Aim of the exercise
From the listing below, pull each line that includes "type".

Excerpts from a figure dataset:
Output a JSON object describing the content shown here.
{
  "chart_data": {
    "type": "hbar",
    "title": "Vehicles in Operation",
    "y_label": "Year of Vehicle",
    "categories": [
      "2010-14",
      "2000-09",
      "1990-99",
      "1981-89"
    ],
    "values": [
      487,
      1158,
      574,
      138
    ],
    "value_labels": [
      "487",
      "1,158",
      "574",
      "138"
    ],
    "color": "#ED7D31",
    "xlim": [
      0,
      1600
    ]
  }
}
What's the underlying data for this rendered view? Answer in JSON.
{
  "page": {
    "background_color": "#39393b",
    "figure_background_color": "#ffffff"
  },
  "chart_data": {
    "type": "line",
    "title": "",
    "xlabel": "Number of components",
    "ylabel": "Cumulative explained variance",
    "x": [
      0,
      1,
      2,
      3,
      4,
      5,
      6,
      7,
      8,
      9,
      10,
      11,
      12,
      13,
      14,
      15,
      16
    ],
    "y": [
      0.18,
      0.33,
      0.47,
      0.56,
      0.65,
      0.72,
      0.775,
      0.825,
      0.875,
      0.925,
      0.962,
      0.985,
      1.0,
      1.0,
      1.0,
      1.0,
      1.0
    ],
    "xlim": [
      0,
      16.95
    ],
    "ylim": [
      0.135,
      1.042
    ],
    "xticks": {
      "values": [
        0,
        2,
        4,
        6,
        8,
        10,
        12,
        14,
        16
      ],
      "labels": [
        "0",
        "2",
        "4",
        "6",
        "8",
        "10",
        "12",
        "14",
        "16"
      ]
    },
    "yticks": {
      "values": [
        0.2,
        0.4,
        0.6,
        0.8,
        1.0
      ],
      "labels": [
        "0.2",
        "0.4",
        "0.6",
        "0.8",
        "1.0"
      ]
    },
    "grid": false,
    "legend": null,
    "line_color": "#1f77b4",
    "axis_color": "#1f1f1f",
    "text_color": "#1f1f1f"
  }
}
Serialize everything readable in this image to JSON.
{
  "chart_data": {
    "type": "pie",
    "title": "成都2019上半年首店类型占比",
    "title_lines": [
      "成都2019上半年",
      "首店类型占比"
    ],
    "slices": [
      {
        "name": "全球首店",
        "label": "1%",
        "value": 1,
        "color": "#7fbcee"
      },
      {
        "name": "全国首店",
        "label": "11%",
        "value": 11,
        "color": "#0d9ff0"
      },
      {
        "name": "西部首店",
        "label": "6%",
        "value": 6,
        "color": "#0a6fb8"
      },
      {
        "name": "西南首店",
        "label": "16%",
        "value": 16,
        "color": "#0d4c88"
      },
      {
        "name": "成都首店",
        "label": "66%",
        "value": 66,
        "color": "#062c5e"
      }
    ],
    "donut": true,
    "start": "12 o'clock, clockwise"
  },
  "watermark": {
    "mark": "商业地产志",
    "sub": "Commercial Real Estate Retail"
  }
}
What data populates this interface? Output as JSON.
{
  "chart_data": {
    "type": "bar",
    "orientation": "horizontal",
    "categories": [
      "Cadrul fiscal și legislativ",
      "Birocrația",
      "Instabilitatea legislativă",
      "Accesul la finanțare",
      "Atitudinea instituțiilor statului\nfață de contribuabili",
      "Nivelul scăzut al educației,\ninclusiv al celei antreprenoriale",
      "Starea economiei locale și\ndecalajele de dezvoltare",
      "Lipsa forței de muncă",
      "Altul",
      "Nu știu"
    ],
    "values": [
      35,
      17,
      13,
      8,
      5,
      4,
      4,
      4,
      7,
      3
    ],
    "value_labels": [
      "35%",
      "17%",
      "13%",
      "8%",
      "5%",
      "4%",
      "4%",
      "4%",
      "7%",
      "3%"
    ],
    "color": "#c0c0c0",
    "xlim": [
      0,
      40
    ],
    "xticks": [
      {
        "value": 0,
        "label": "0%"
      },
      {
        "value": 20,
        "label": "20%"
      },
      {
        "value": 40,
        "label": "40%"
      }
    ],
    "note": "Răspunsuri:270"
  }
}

Response below
    "type": "hbar",
    "type": "line",
    "type": "pie",
    "type": "bar",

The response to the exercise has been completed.